■ **To be done**
Only the lines from the one containing "Type out the text in this image." through the end of the entries should be returned, exactly as they are, with the pictures omitted.

■ **Dataset rows**
★ ★ ★
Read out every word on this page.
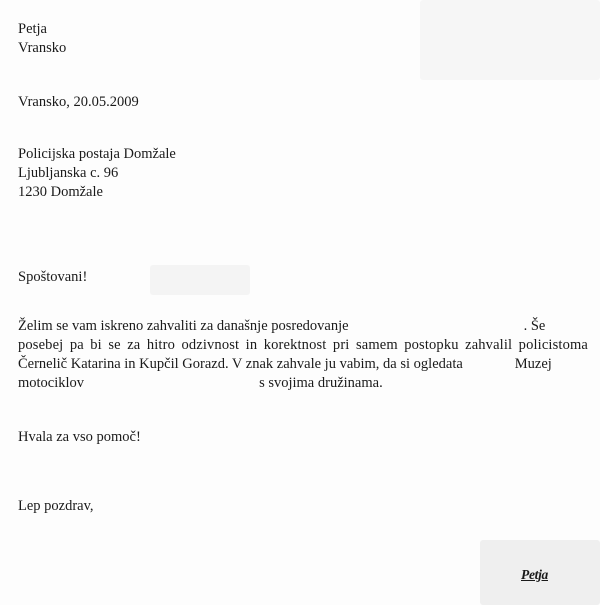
Petja
Vransko
Vransko, 20.05.2009
Policijska postaja Domžale
Ljubljanska c. 96
1230 Domžale
Spoštovani!
Želim se vam iskreno zahvaliti za današnje posredovanje	. Še
posebej pa bi se za hitro odzivnost in korektnost pri samem postopku zahvalil policistoma
Černelič Katarina in Kupčil Gorazd. V znak zahvale ju vabim, da si ogledata	Muzej
motociklov	s svojima družinama.
Hvala za vso pomoč!
Lep pozdrav,
Petja
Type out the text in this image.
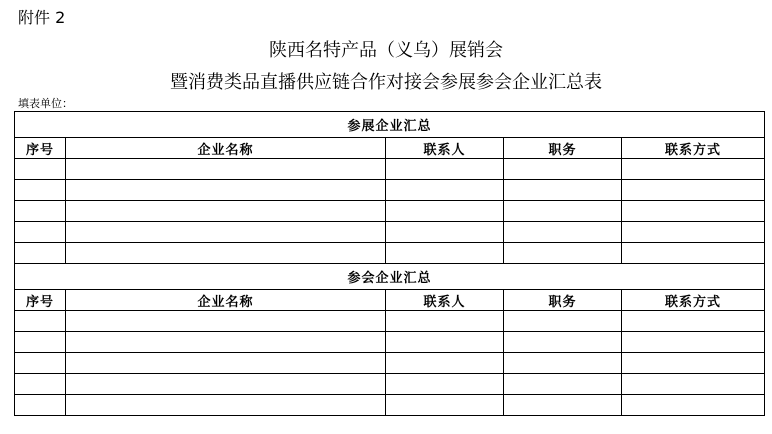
附件 2
陕西名特产品（义乌）展销会
暨消费类品直播供应链合作对接会参展参会企业汇总表
填表单位：
参展企业汇总				
序号	企业名称	联系人	职务	联系方式

参会企业汇总				
序号	企业名称	联系人	职务	联系方式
★ ★ ★
■ **Answer to the problem**
Type out the text in this image.
附件 2
陕西名特产品（义乌）展销会
暨消费类品直播供应链合作对接会参展参会企业汇总表
填表单位：
参展企业汇总				
序号	企业名称	联系人	职务	联系方式

参会企业汇总				
序号	企业名称	联系人	职务	联系方式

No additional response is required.